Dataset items
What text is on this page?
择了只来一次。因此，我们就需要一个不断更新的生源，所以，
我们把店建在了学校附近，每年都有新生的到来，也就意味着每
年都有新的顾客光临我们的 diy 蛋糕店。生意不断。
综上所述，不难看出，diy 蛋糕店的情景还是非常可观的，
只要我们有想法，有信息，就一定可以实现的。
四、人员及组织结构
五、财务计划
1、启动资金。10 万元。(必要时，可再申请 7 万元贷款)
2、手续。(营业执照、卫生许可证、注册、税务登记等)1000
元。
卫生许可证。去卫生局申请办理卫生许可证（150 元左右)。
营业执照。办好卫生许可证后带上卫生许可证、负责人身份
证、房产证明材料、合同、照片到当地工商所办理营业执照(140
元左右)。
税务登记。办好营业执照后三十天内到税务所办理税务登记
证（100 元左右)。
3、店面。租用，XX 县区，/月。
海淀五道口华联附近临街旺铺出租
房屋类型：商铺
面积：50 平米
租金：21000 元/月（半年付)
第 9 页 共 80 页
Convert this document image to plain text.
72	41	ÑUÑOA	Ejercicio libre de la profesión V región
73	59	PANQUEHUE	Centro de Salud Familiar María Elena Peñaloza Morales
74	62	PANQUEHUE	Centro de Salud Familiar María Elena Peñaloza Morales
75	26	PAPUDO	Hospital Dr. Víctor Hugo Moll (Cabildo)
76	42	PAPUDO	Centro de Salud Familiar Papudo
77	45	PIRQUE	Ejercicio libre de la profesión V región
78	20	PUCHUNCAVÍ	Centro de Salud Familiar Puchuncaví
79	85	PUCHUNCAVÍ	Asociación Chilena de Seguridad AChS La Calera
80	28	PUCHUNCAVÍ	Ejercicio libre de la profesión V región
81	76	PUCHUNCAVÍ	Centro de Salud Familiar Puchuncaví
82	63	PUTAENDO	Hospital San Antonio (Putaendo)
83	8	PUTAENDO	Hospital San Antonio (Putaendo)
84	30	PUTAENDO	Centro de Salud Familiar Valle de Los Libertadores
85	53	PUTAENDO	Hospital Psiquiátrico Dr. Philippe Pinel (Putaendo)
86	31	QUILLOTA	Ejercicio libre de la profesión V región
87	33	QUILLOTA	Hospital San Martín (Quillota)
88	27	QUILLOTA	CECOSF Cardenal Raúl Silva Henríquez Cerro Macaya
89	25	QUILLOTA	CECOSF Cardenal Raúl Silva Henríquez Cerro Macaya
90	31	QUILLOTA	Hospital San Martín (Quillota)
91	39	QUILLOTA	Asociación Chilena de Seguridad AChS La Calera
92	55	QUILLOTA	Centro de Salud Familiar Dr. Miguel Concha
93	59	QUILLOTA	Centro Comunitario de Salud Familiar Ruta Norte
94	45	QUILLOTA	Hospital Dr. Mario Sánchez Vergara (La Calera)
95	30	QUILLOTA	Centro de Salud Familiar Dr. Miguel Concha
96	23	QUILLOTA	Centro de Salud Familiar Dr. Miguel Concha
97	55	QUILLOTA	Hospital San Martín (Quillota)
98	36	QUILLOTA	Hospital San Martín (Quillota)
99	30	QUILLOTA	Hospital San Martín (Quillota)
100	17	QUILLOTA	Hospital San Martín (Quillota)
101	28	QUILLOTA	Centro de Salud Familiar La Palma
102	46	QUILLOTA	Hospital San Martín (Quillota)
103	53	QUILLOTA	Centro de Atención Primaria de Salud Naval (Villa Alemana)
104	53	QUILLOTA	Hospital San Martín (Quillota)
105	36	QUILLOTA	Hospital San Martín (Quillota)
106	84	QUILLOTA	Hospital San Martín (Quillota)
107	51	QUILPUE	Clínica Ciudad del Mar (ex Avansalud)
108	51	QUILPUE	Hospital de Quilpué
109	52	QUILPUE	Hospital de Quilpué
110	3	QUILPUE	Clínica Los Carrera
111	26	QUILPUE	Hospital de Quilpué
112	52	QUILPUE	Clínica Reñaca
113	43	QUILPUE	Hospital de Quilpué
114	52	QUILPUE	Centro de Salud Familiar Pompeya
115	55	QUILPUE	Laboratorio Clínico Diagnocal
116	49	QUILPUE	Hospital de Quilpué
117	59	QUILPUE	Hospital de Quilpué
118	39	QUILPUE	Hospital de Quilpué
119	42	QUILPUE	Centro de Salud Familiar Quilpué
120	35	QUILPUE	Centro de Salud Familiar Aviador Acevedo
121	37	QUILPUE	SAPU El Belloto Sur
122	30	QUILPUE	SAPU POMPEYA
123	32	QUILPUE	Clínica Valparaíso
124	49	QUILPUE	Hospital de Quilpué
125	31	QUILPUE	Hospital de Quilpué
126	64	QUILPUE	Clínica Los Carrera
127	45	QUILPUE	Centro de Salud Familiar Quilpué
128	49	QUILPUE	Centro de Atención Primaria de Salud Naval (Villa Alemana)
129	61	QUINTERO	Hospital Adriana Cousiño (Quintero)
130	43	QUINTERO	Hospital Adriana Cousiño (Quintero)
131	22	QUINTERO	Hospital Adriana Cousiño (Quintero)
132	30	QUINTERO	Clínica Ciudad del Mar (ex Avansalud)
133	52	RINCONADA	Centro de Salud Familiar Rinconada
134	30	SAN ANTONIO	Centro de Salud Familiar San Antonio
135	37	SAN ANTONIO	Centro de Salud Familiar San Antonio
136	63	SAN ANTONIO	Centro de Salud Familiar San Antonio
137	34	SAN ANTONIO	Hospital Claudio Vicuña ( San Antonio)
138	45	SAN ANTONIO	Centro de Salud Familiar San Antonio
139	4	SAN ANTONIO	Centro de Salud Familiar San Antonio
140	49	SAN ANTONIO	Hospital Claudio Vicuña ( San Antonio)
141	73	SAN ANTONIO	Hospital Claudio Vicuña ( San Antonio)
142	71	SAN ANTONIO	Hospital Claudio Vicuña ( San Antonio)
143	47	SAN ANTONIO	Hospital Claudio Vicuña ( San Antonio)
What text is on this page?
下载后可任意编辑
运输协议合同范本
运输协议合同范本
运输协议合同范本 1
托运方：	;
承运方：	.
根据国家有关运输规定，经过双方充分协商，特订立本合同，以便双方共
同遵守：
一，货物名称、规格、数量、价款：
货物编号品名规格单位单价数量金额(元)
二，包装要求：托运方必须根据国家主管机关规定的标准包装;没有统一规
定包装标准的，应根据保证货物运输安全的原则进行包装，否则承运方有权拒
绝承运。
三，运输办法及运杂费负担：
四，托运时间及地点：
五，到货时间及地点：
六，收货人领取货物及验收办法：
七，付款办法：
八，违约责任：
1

§ **TASK OBJECTIVE**
Return each entry from the material above exactly as it appears.

§ **OUTPUT OF THE TASK**
What text is on this page?
择了只来一次。因此，我们就需要一个不断更新的生源，所以，
我们把店建在了学校附近，每年都有新生的到来，也就意味着每
年都有新的顾客光临我们的 diy 蛋糕店。生意不断。
综上所述，不难看出，diy 蛋糕店的情景还是非常可观的，
只要我们有想法，有信息，就一定可以实现的。
四、人员及组织结构
五、财务计划
1、启动资金。10 万元。(必要时，可再申请 7 万元贷款)
2、手续。(营业执照、卫生许可证、注册、税务登记等)1000
元。
卫生许可证。去卫生局申请办理卫生许可证（150 元左右)。
营业执照。办好卫生许可证后带上卫生许可证、负责人身份
证、房产证明材料、合同、照片到当地工商所办理营业执照(140
元左右)。
税务登记。办好营业执照后三十天内到税务所办理税务登记
证（100 元左右)。
3、店面。租用，XX 县区，/月。
海淀五道口华联附近临街旺铺出租
房屋类型：商铺
面积：50 平米
租金：21000 元/月（半年付)
第 9 页 共 80 页
Convert this document image to plain text.
72	41	ÑUÑOA	Ejercicio libre de la profesión V región
73	59	PANQUEHUE	Centro de Salud Familiar María Elena Peñaloza Morales
74	62	PANQUEHUE	Centro de Salud Familiar María Elena Peñaloza Morales
75	26	PAPUDO	Hospital Dr. Víctor Hugo Moll (Cabildo)
76	42	PAPUDO	Centro de Salud Familiar Papudo
77	45	PIRQUE	Ejercicio libre de la profesión V región
78	20	PUCHUNCAVÍ	Centro de Salud Familiar Puchuncaví
79	85	PUCHUNCAVÍ	Asociación Chilena de Seguridad AChS La Calera
80	28	PUCHUNCAVÍ	Ejercicio libre de la profesión V región
81	76	PUCHUNCAVÍ	Centro de Salud Familiar Puchuncaví
82	63	PUTAENDO	Hospital San Antonio (Putaendo)
83	8	PUTAENDO	Hospital San Antonio (Putaendo)
84	30	PUTAENDO	Centro de Salud Familiar Valle de Los Libertadores
85	53	PUTAENDO	Hospital Psiquiátrico Dr. Philippe Pinel (Putaendo)
86	31	QUILLOTA	Ejercicio libre de la profesión V región
87	33	QUILLOTA	Hospital San Martín (Quillota)
88	27	QUILLOTA	CECOSF Cardenal Raúl Silva Henríquez Cerro Macaya
89	25	QUILLOTA	CECOSF Cardenal Raúl Silva Henríquez Cerro Macaya
90	31	QUILLOTA	Hospital San Martín (Quillota)
91	39	QUILLOTA	Asociación Chilena de Seguridad AChS La Calera
92	55	QUILLOTA	Centro de Salud Familiar Dr. Miguel Concha
93	59	QUILLOTA	Centro Comunitario de Salud Familiar Ruta Norte
94	45	QUILLOTA	Hospital Dr. Mario Sánchez Vergara (La Calera)
95	30	QUILLOTA	Centro de Salud Familiar Dr. Miguel Concha
96	23	QUILLOTA	Centro de Salud Familiar Dr. Miguel Concha
97	55	QUILLOTA	Hospital San Martín (Quillota)
98	36	QUILLOTA	Hospital San Martín (Quillota)
99	30	QUILLOTA	Hospital San Martín (Quillota)
100	17	QUILLOTA	Hospital San Martín (Quillota)
101	28	QUILLOTA	Centro de Salud Familiar La Palma
102	46	QUILLOTA	Hospital San Martín (Quillota)
103	53	QUILLOTA	Centro de Atención Primaria de Salud Naval (Villa Alemana)
104	53	QUILLOTA	Hospital San Martín (Quillota)
105	36	QUILLOTA	Hospital San Martín (Quillota)
106	84	QUILLOTA	Hospital San Martín (Quillota)
107	51	QUILPUE	Clínica Ciudad del Mar (ex Avansalud)
108	51	QUILPUE	Hospital de Quilpué
109	52	QUILPUE	Hospital de Quilpué
110	3	QUILPUE	Clínica Los Carrera
111	26	QUILPUE	Hospital de Quilpué
112	52	QUILPUE	Clínica Reñaca
113	43	QUILPUE	Hospital de Quilpué
114	52	QUILPUE	Centro de Salud Familiar Pompeya
115	55	QUILPUE	Laboratorio Clínico Diagnocal
116	49	QUILPUE	Hospital de Quilpué
117	59	QUILPUE	Hospital de Quilpué
118	39	QUILPUE	Hospital de Quilpué
119	42	QUILPUE	Centro de Salud Familiar Quilpué
120	35	QUILPUE	Centro de Salud Familiar Aviador Acevedo
121	37	QUILPUE	SAPU El Belloto Sur
122	30	QUILPUE	SAPU POMPEYA
123	32	QUILPUE	Clínica Valparaíso
124	49	QUILPUE	Hospital de Quilpué
125	31	QUILPUE	Hospital de Quilpué
126	64	QUILPUE	Clínica Los Carrera
127	45	QUILPUE	Centro de Salud Familiar Quilpué
128	49	QUILPUE	Centro de Atención Primaria de Salud Naval (Villa Alemana)
129	61	QUINTERO	Hospital Adriana Cousiño (Quintero)
130	43	QUINTERO	Hospital Adriana Cousiño (Quintero)
131	22	QUINTERO	Hospital Adriana Cousiño (Quintero)
132	30	QUINTERO	Clínica Ciudad del Mar (ex Avansalud)
133	52	RINCONADA	Centro de Salud Familiar Rinconada
134	30	SAN ANTONIO	Centro de Salud Familiar San Antonio
135	37	SAN ANTONIO	Centro de Salud Familiar San Antonio
136	63	SAN ANTONIO	Centro de Salud Familiar San Antonio
137	34	SAN ANTONIO	Hospital Claudio Vicuña ( San Antonio)
138	45	SAN ANTONIO	Centro de Salud Familiar San Antonio
139	4	SAN ANTONIO	Centro de Salud Familiar San Antonio
140	49	SAN ANTONIO	Hospital Claudio Vicuña ( San Antonio)
141	73	SAN ANTONIO	Hospital Claudio Vicuña ( San Antonio)
142	71	SAN ANTONIO	Hospital Claudio Vicuña ( San Antonio)
143	47	SAN ANTONIO	Hospital Claudio Vicuña ( San Antonio)
What text is on this page?
下载后可任意编辑
运输协议合同范本
运输协议合同范本
运输协议合同范本 1
托运方：	;
承运方：	.
根据国家有关运输规定，经过双方充分协商，特订立本合同，以便双方共
同遵守：
一，货物名称、规格、数量、价款：
货物编号品名规格单位单价数量金额(元)
二，包装要求：托运方必须根据国家主管机关规定的标准包装;没有统一规
定包装标准的，应根据保证货物运输安全的原则进行包装，否则承运方有权拒
绝承运。
三，运输办法及运杂费负担：
四，托运时间及地点：
五，到货时间及地点：
六，收货人领取货物及验收办法：
七，付款办法：
八，违约责任：
1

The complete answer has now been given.